TASK TO CARRY OUT:
Would you return the complete listing below word for word?

INPUT RECORDS:
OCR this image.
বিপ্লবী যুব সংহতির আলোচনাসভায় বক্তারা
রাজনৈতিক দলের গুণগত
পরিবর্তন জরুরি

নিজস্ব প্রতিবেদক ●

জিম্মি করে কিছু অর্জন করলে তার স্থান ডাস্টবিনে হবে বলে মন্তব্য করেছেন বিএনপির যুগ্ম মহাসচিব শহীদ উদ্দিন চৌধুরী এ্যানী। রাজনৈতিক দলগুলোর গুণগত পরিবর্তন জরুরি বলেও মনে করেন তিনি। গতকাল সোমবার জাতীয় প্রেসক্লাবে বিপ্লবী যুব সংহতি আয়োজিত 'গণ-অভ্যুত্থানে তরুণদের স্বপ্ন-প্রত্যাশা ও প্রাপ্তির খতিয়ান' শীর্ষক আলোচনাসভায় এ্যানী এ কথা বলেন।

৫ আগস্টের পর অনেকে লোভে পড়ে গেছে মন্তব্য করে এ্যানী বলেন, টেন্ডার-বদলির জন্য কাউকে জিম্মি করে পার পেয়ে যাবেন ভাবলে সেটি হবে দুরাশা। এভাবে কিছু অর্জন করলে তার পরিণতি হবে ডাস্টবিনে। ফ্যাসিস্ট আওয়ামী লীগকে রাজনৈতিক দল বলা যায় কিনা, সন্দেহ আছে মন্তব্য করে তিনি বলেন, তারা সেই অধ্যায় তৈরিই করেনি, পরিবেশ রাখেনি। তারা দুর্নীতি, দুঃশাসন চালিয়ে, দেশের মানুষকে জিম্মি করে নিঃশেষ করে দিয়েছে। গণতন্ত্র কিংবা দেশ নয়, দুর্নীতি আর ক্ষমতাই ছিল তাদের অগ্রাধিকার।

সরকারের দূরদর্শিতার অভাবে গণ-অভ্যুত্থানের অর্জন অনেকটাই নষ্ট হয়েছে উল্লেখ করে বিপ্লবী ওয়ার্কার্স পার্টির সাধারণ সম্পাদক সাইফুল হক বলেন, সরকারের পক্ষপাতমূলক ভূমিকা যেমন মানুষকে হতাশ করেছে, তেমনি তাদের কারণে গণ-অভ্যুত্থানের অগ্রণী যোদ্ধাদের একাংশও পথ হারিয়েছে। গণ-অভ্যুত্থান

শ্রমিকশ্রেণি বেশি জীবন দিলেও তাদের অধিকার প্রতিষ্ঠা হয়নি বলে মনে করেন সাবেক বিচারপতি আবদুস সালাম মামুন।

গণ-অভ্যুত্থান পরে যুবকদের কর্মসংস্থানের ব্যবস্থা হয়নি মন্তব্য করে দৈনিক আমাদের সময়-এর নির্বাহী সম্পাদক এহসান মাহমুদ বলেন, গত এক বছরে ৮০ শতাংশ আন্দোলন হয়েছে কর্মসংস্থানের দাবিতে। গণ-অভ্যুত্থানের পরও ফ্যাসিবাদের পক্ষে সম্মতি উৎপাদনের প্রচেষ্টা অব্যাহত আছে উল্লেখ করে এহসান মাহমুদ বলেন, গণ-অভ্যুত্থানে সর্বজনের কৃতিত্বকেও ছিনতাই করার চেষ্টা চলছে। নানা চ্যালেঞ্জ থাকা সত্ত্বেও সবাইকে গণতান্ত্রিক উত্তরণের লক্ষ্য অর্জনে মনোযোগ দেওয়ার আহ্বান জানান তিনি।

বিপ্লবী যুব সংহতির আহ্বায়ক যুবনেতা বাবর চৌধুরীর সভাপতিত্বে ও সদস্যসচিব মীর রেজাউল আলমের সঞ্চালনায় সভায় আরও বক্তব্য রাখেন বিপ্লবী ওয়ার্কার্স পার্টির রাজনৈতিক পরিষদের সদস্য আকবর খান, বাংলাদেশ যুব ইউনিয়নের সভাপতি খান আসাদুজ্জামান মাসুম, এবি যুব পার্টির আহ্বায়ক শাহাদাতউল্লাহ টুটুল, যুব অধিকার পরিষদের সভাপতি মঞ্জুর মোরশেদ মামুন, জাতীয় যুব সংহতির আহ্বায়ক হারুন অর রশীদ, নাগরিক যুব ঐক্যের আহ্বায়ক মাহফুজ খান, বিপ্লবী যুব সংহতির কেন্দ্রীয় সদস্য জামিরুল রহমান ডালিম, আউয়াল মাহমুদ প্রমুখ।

REPLY TO THE TASK:
OCR this image.
বিপ্লবী যুব সংহতির আলোচনাসভায় বক্তারা
রাজনৈতিক দলের গুণগত
পরিবর্তন জরুরি

নিজস্ব প্রতিবেদক ●

জিম্মি করে কিছু অর্জন করলে তার স্থান ডাস্টবিনে হবে বলে মন্তব্য করেছেন বিএনপির যুগ্ম মহাসচিব শহীদ উদ্দিন চৌধুরী এ্যানী। রাজনৈতিক দলগুলোর গুণগত পরিবর্তন জরুরি বলেও মনে করেন তিনি। গতকাল সোমবার জাতীয় প্রেসক্লাবে বিপ্লবী যুব সংহতি আয়োজিত 'গণ-অভ্যুত্থানে তরুণদের স্বপ্ন-প্রত্যাশা ও প্রাপ্তির খতিয়ান' শীর্ষক আলোচনাসভায় এ্যানী এ কথা বলেন।

৫ আগস্টের পর অনেকে লোভে পড়ে গেছে মন্তব্য করে এ্যানী বলেন, টেন্ডার-বদলির জন্য কাউকে জিম্মি করে পার পেয়ে যাবেন ভাবলে সেটি হবে দুরাশা। এভাবে কিছু অর্জন করলে তার পরিণতি হবে ডাস্টবিনে। ফ্যাসিস্ট আওয়ামী লীগকে রাজনৈতিক দল বলা যায় কিনা, সন্দেহ আছে মন্তব্য করে তিনি বলেন, তারা সেই অধ্যায় তৈরিই করেনি, পরিবেশ রাখেনি। তারা দুর্নীতি, দুঃশাসন চালিয়ে, দেশের মানুষকে জিম্মি করে নিঃশেষ করে দিয়েছে। গণতন্ত্র কিংবা দেশ নয়, দুর্নীতি আর ক্ষমতাই ছিল তাদের অগ্রাধিকার।

সরকারের দূরদর্শিতার অভাবে গণ-অভ্যুত্থানের অর্জন অনেকটাই নষ্ট হয়েছে উল্লেখ করে বিপ্লবী ওয়ার্কার্স পার্টির সাধারণ সম্পাদক সাইফুল হক বলেন, সরকারের পক্ষপাতমূলক ভূমিকা যেমন মানুষকে হতাশ করেছে, তেমনি তাদের কারণে গণ-অভ্যুত্থানের অগ্রণী যোদ্ধাদের একাংশও পথ হারিয়েছে। গণ-অভ্যুত্থান

শ্রমিকশ্রেণি বেশি জীবন দিলেও তাদের অধিকার প্রতিষ্ঠা হয়নি বলে মনে করেন সাবেক বিচারপতি আবদুস সালাম মামুন।

গণ-অভ্যুত্থান পরে যুবকদের কর্মসংস্থানের ব্যবস্থা হয়নি মন্তব্য করে দৈনিক আমাদের সময়-এর নির্বাহী সম্পাদক এহসান মাহমুদ বলেন, গত এক বছরে ৮০ শতাংশ আন্দোলন হয়েছে কর্মসংস্থানের দাবিতে। গণ-অভ্যুত্থানের পরও ফ্যাসিবাদের পক্ষে সম্মতি উৎপাদনের প্রচেষ্টা অব্যাহত আছে উল্লেখ করে এহসান মাহমুদ বলেন, গণ-অভ্যুত্থানে সর্বজনের কৃতিত্বকেও ছিনতাই করার চেষ্টা চলছে। নানা চ্যালেঞ্জ থাকা সত্ত্বেও সবাইকে গণতান্ত্রিক উত্তরণের লক্ষ্য অর্জনে মনোযোগ দেওয়ার আহ্বান জানান তিনি।

বিপ্লবী যুব সংহতির আহ্বায়ক যুবনেতা বাবর চৌধুরীর সভাপতিত্বে ও সদস্যসচিব মীর রেজাউল আলমের সঞ্চালনায় সভায় আরও বক্তব্য রাখেন বিপ্লবী ওয়ার্কার্স পার্টির রাজনৈতিক পরিষদের সদস্য আকবর খান, বাংলাদেশ যুব ইউনিয়নের সভাপতি খান আসাদুজ্জামান মাসুম, এবি যুব পার্টির আহ্বায়ক শাহাদাতউল্লাহ টুটুল, যুব অধিকার পরিষদের সভাপতি মঞ্জুর মোরশেদ মামুন, জাতীয় যুব সংহতির আহ্বায়ক হারুন অর রশীদ, নাগরিক যুব ঐক্যের আহ্বায়ক মাহফুজ খান, বিপ্লবী যুব সংহতির কেন্দ্রীয় সদস্য জামিরুল রহমান ডালিম, আউয়াল মাহমুদ প্রমুখ।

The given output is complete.